→ **DIRECTIVE**
Return the lines below that carry the word "Semestre".

→ **DATA SUPPLIED**
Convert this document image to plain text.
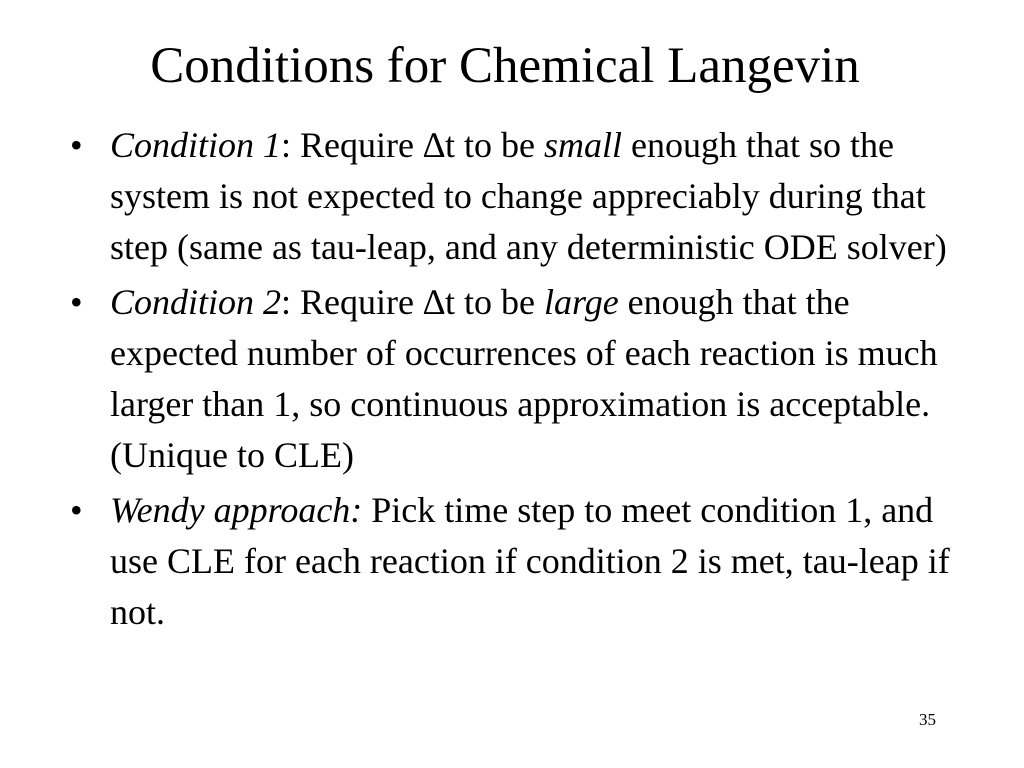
Conditions for Chemical Langevin
• Condition 1: Require ∆t to be small enough that so the system is not expected to change appreciably during that step (same as tau-leap, and any deterministic ODE solver)
• Condition 2: Require ∆t to be large enough that the expected number of occurrences of each reaction is much larger than 1, so continuous approximation is acceptable. (Unique to CLE)
• Wendy approach: Pick time step to meet condition 1, and use CLE for each reaction if condition 2 is met, tau-leap if not.
35
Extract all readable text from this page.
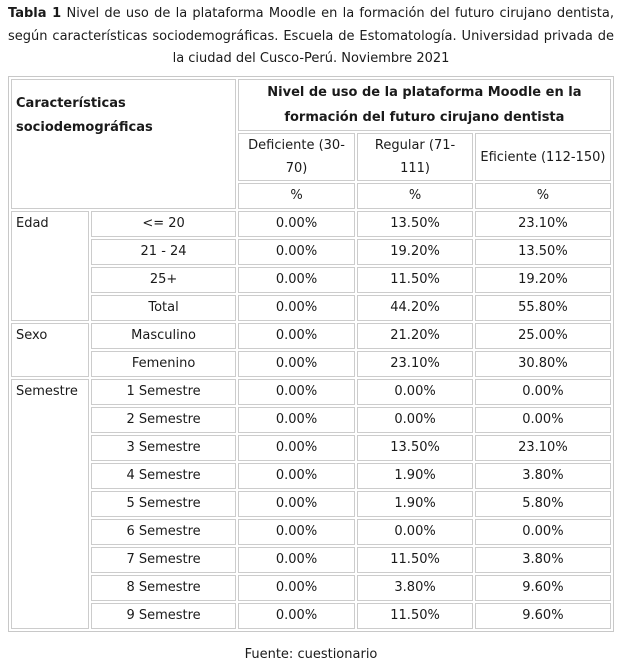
Tabla 1 Nivel de uso de la plataforma Moodle en la formación del futuro cirujano dentista, según características sociodemográficas. Escuela de Estomatología. Universidad privada de la ciudad del Cusco-Perú. Noviembre 2021
Características sociodemográficas		Nivel de uso de la plataforma Moodle en la formación del futuro cirujano dentista		
		Deficiente (30-70)	Regular (71-111)	Eficiente (112-150)
		%	%	%
Edad	<= 20	0.00%	13.50%	23.10%
	21 - 24	0.00%	19.20%	13.50%
	25+	0.00%	11.50%	19.20%
	Total	0.00%	44.20%	55.80%
Sexo	Masculino	0.00%	21.20%	25.00%
	Femenino	0.00%	23.10%	30.80%
Semestre	1 Semestre	0.00%	0.00%	0.00%
	2 Semestre	0.00%	0.00%	0.00%
	3 Semestre	0.00%	13.50%	23.10%
	4 Semestre	0.00%	1.90%	3.80%
	5 Semestre	0.00%	1.90%	5.80%
	6 Semestre	0.00%	0.00%	0.00%
	7 Semestre	0.00%	11.50%	3.80%
	8 Semestre	0.00%	3.80%	9.60%
	9 Semestre	0.00%	11.50%	9.60%
Fuente: cuestionario
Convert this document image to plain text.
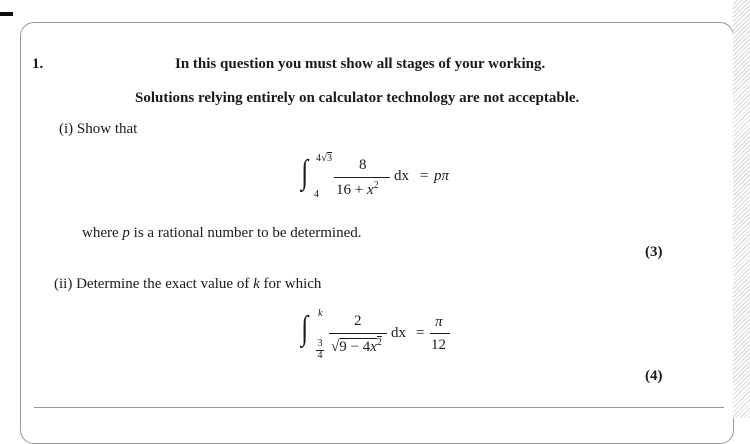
1.	In this question you must show all stages of your working.
Solutions relying entirely on calculator technology are not acceptable.
(i) Show that
∫ 4√3
4
8
$16 + x^2$
dx = pπ
where p is a rational number to be determined.
(3)
(ii) Determine the exact value of k for which
∫ k
3
4
2
$√9 - 4x^2$
dx =
π
12
(4)
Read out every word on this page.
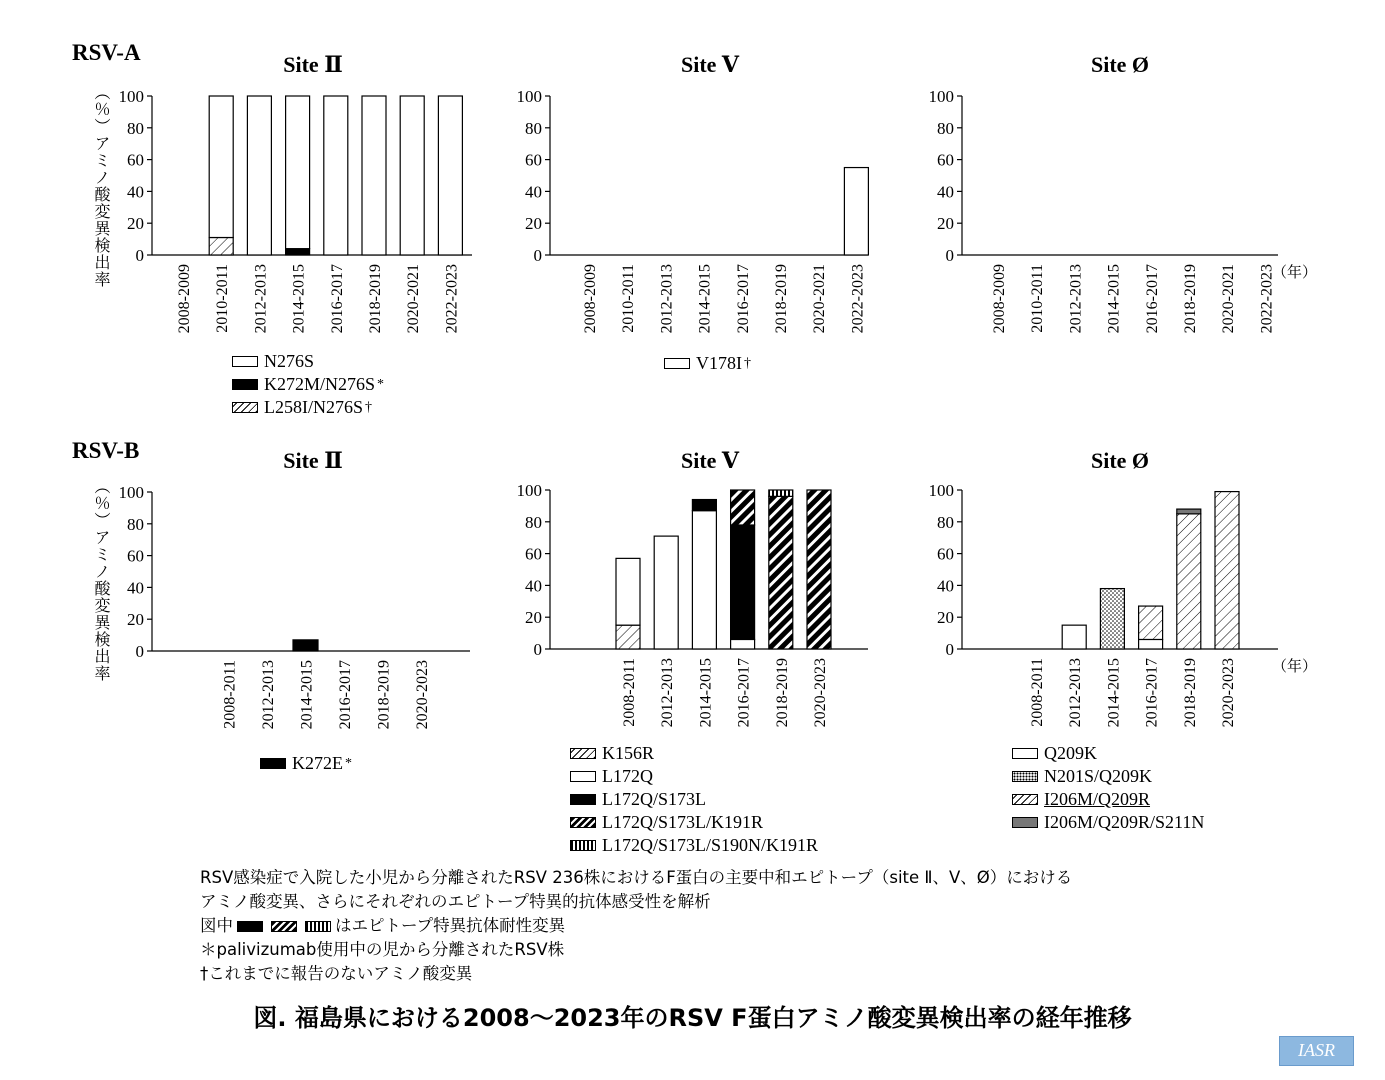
0
20
40
60
80
100
2008-2009 2010-2011 2012-2013 2014-2015 2016-2017 2018-2019 2020-2021 2022-2023
0
20
40
60
80
100
2008-2009 2010-2011 2012-2013 2014-2015 2016-2017 2018-2019 2020-2021 2022-2023
0
20
40
60
80
100
2008-2009 2010-2011 2012-2013 2014-2015 2016-2017 2018-2019 2020-2021 2022-2023
0
20
40
60
80
100
2008-2011 2012-2013 2014-2015 2016-2017 2018-2019 2020-2023
0
20
40
60
80
100
2008-2011 2012-2013 2014-2015 2016-2017 2018-2019 2020-2023
0
20
40
60
80
100
2008-2011 2012-2013 2014-2015 2016-2017 2018-2019 2020-2023
RSV-A
RSV-B
（％）アミノ酸変異検出率
（％）アミノ酸変異検出率
（年）
（年）
RSV感染症で入院した小児から分離されたRSV 236株におけるF蛋白の主要中和エピトープ（site Ⅱ、Ⅴ、Ø）における
アミノ酸変異、さらにそれぞれのエピトープ特異的抗体感受性を解析
図中	はエピトープ特異抗体耐性変異
＊palivizumab使用中の児から分離されたRSV株
†これまでに報告のないアミノ酸変異
図. 福島県における2008〜2023年のRSV F蛋白アミノ酸変異検出率の経年推移
IASR
Site Ⅱ
N276S
K272M/N276S *
L258I/N276S †
Site Ⅴ
V178I †
Site Ø
Site Ⅱ
K272E *
Site Ⅴ
K156R
L172Q
L172Q/S173L
L172Q/S173L/K191R
L172Q/S173L/S190N/K191R
Site Ø
Q209K
N201S/Q209K
I206M/Q209R
I206M/Q209R/S211N
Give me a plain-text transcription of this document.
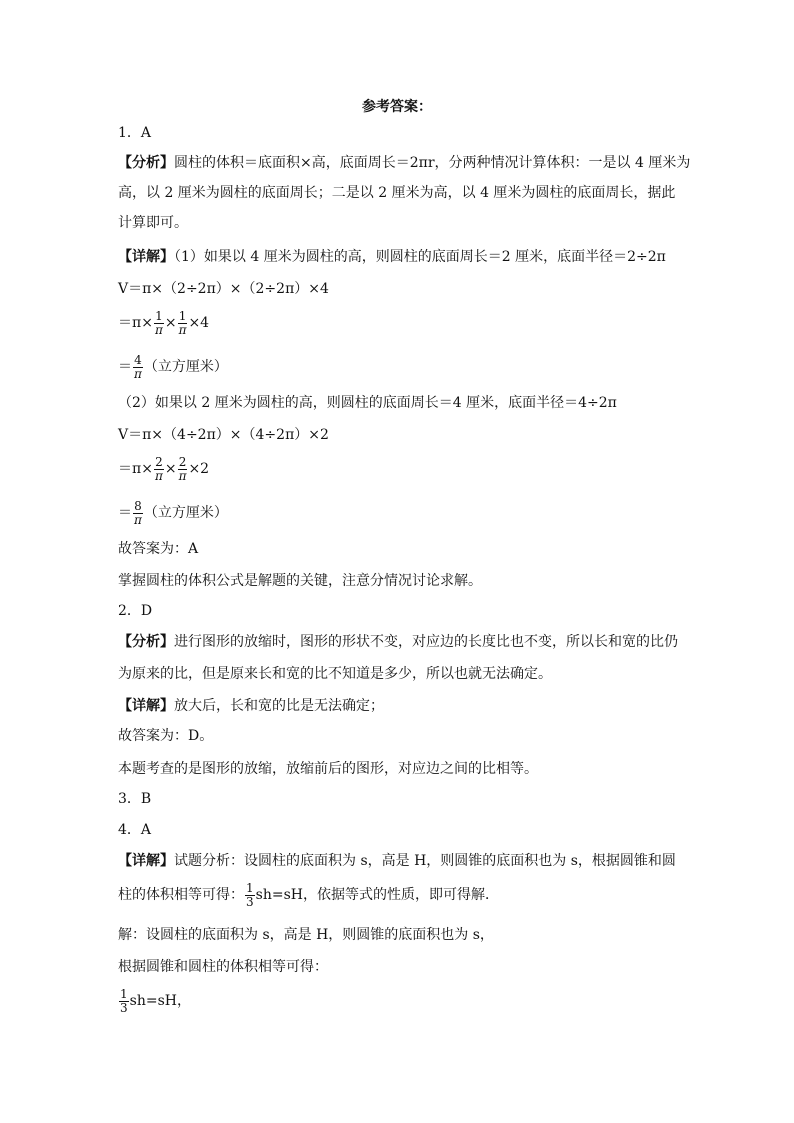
参考答案：
1．A
【分析】圆柱的体积＝底面积×高，底面周长＝2πr，分两种情况计算体积：一是以 4 厘米为
高，以 2 厘米为圆柱的底面周长；二是以 2 厘米为高，以 4 厘米为圆柱的底面周长，据此
计算即可。
【详解】（1）如果以 4 厘米为圆柱的高，则圆柱的底面周长＝2 厘米，底面半径＝2÷2π
V＝π×（2÷2π）×（2÷2π）×4
$=\pi\times \frac{1}{\pi} \times \frac{1}{\pi} \times 4$
＝ $\frac{4}{\pi}$ （立方厘米）
（2）如果以 2 厘米为圆柱的高，则圆柱的底面周长＝4 厘米，底面半径＝4÷2π
V＝π×（4÷2π）×（4÷2π）×2
$=\pi\times \frac{2}{\pi} \times \frac{2}{\pi} \times 2$
＝ $\frac{8}{\pi}$ （立方厘米）
故答案为：A
掌握圆柱的体积公式是解题的关键，注意分情况讨论求解。
2．D
【分析】进行图形的放缩时，图形的形状不变，对应边的长度比也不变，所以长和宽的比仍
为原来的比，但是原来长和宽的比不知道是多少，所以也就无法确定。
【详解】放大后，长和宽的比是无法确定；
故答案为：D。
本题考查的是图形的放缩，放缩前后的图形，对应边之间的比相等。
3．B
4．A
【详解】试题分析：设圆柱的底面积为 s，高是 H，则圆锥的底面积也为 s，根据圆锥和圆
柱的体积相等可得： $\frac{1}{3} sh=sH$，依据等式的性质，即可得解．
解：设圆柱的底面积为 s，高是 H，则圆锥的底面积也为 s，
根据圆锥和圆柱的体积相等可得：
$\frac{1}{3} sh=sH$，
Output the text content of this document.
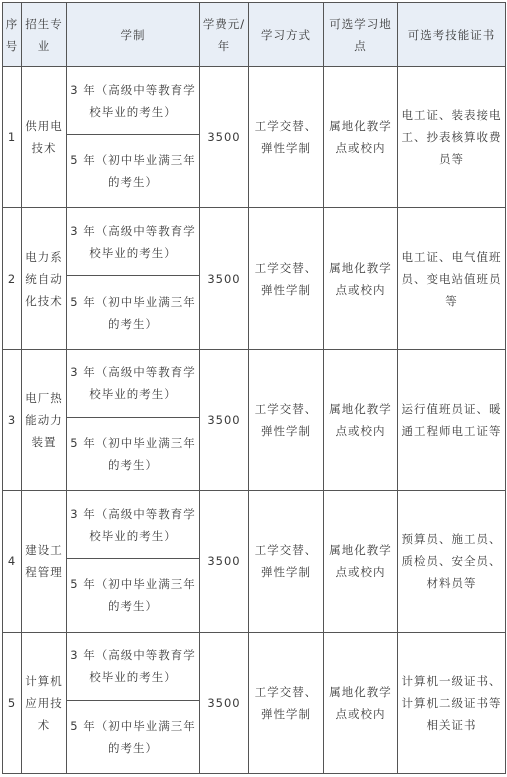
序号	招生专业	学制	学费元/年	学习方式	可选学习地点	可选考技能证书
1	供用电技术	3 年（高级中等教育学校毕业的考生）	3500	工学交替、弹性学制	属地化教学点或校内	电工证、装表接电工、抄表核算收费员等
		5 年（初中毕业满三年的考生）				
2	电力系统自动化技术	3 年（高级中等教育学校毕业的考生）	3500	工学交替、弹性学制	属地化教学点或校内	电工证、电气值班员、变电站值班员等
		5 年（初中毕业满三年的考生）				
3	电厂热能动力装置	3 年（高级中等教育学校毕业的考生）	3500	工学交替、弹性学制	属地化教学点或校内	运行值班员证、暖通工程师电工证等
		5 年（初中毕业满三年的考生）				
4	建设工程管理	3 年（高级中等教育学校毕业的考生）	3500	工学交替、弹性学制	属地化教学点或校内	预算员、施工员、质检员、安全员、材料员等
		5 年（初中毕业满三年的考生）				
5	计算机应用技术	3 年（高级中等教育学校毕业的考生）	3500	工学交替、弹性学制	属地化教学点或校内	计算机一级证书、计算机二级证书等相关证书
		5 年（初中毕业满三年的考生）				
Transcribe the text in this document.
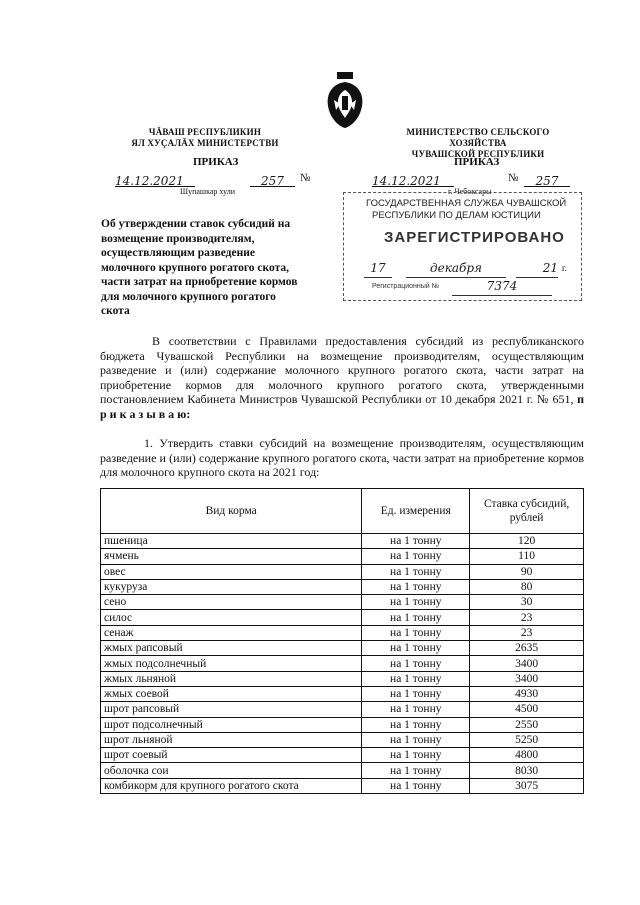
ЧĂВАШ РЕСПУБЛИКИН
ЯЛ ХУÇАЛĂХ МИНИСТЕРСТВИ
ПРИКАЗ
14.12.2021	257	№
Шупашкар хули
МИНИСТЕРСТВО СЕЛЬСКОГО ХОЗЯЙСТВА
ЧУВАШСКОЙ РЕСПУБЛИКИ
ПРИКАЗ
14.12.2021	№	257
г. Чебоксары
ГОСУДАРСТВЕННАЯ СЛУЖБА ЧУВАШСКОЙ
РЕСПУБЛИКИ ПО ДЕЛАМ ЮСТИЦИИ
ЗАРЕГИСТРИРОВАНО
17	декабря	21 г.
Регистрационный №	7374
Об утверждении ставок субсидий на
возмещение производителям,
осуществляющим разведение
молочного крупного рогатого скота,
части затрат на приобретение кормов
для молочного крупного рогатого
скота
В соответствии с Правилами предоставления субсидий из республиканского бюджета Чувашской Республики на возмещение производителям, осуществляющим разведение и (или) содержание молочного крупного рогатого скота, части затрат на приобретение кормов для молочного крупного рогатого скота, утвержденными постановлением Кабинета Министров Чувашской Республики от 10 декабря 2021 г. № 651, п р и к а з ы в а ю:
1. Утвердить ставки субсидий на возмещение производителям, осуществляющим разведение и (или) содержание крупного рогатого скота, части затрат на приобретение кормов для молочного крупного скота на 2021 год:
Вид корма	Ед. измерения	Ставка субсидий, рублей
пшеница	на 1 тонну	120
ячмень	на 1 тонну	110
овес	на 1 тонну	90
кукуруза	на 1 тонну	80
сено	на 1 тонну	30
силос	на 1 тонну	23
сенаж	на 1 тонну	23
жмых рапсовый	на 1 тонну	2635
жмых подсолнечный	на 1 тонну	3400
жмых льняной	на 1 тонну	3400
жмых соевой	на 1 тонну	4930
шрот рапсовый	на 1 тонну	4500
шрот подсолнечный	на 1 тонну	2550
шрот льняной	на 1 тонну	5250
шрот соевый	на 1 тонну	4800
оболочка сои	на 1 тонну	8030
комбикорм для крупного рогатого скота	на 1 тонну	3075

→ **TASK RESULT**
Semestre	1 Semestre	0.00%	0.00%	0.00%
	2 Semestre	0.00%	0.00%	0.00%
	3 Semestre	0.00%	13.50%	23.10%
	4 Semestre	0.00%	1.90%	3.80%
	5 Semestre	0.00%	1.90%	5.80%
	6 Semestre	0.00%	0.00%	0.00%
	7 Semestre	0.00%	11.50%	3.80%
	8 Semestre	0.00%	3.80%	9.60%
	9 Semestre	0.00%	11.50%	9.60%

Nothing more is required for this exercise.